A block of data
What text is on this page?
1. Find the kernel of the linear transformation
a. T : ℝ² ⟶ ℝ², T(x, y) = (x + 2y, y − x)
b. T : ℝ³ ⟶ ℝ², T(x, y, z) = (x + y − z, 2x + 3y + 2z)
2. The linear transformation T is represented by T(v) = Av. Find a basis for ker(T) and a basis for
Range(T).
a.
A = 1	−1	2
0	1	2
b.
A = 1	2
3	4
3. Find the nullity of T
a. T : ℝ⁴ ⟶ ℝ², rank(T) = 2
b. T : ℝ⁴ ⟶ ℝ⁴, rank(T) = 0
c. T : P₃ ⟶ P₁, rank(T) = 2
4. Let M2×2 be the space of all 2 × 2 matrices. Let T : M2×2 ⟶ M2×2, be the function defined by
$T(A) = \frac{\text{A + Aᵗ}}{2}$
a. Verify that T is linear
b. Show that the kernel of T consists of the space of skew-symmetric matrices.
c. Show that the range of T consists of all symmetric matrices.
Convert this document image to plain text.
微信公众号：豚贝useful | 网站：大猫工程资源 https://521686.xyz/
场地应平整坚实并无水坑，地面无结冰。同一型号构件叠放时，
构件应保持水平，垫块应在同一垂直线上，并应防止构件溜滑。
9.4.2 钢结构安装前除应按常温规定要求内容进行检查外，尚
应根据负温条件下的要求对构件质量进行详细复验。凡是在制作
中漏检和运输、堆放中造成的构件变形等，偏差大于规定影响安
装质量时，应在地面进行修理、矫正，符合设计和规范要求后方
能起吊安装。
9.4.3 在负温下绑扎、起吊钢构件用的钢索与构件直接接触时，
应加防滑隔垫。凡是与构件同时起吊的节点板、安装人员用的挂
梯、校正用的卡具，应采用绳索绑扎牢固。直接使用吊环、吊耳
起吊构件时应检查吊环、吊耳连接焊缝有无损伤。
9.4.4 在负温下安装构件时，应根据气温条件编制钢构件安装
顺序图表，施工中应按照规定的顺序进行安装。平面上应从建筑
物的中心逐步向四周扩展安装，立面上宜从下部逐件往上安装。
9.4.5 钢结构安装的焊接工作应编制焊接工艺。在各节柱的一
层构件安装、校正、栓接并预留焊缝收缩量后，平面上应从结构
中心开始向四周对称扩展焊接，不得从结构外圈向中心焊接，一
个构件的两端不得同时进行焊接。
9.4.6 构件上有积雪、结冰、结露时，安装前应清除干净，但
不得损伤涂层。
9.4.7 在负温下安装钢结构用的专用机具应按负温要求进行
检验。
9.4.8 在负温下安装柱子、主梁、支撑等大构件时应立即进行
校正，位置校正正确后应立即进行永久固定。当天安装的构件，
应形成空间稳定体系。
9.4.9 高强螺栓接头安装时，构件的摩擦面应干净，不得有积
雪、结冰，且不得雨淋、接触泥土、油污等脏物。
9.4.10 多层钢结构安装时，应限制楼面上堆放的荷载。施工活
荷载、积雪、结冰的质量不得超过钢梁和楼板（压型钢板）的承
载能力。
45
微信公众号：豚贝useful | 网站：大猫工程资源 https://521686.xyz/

Task brief
Pull out all lines in the data above that include "linear".

Written solution
1. Find the kernel of the linear transformation
2. The linear transformation T is represented by T(v) = Av. Find a basis for ker(T) and a basis for
a. Verify that T is linear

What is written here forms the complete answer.